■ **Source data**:
------------------------------

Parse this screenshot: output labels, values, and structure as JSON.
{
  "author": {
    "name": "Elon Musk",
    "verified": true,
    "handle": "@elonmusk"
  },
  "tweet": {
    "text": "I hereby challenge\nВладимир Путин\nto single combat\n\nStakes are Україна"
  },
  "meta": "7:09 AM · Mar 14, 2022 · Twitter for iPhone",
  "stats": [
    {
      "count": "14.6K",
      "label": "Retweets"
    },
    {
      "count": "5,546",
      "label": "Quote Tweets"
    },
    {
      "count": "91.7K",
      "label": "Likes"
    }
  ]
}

------------------------------

■ **YOUR OBJECTIVE**: Write the data out again in full and exactly.

■ **WRITTEN SOLUTION**:
Parse this screenshot: output labels, values, and structure as JSON.
{
  "author": {
    "name": "Elon Musk",
    "verified": true,
    "handle": "@elonmusk"
  },
  "tweet": {
    "text": "I hereby challenge\nВладимир Путин\nto single combat\n\nStakes are Україна"
  },
  "meta": "7:09 AM · Mar 14, 2022 · Twitter for iPhone",
  "stats": [
    {
      "count": "14.6K",
      "label": "Retweets"
    },
    {
      "count": "5,546",
      "label": "Quote Tweets"
    },
    {
      "count": "91.7K",
      "label": "Likes"
    }
  ]
}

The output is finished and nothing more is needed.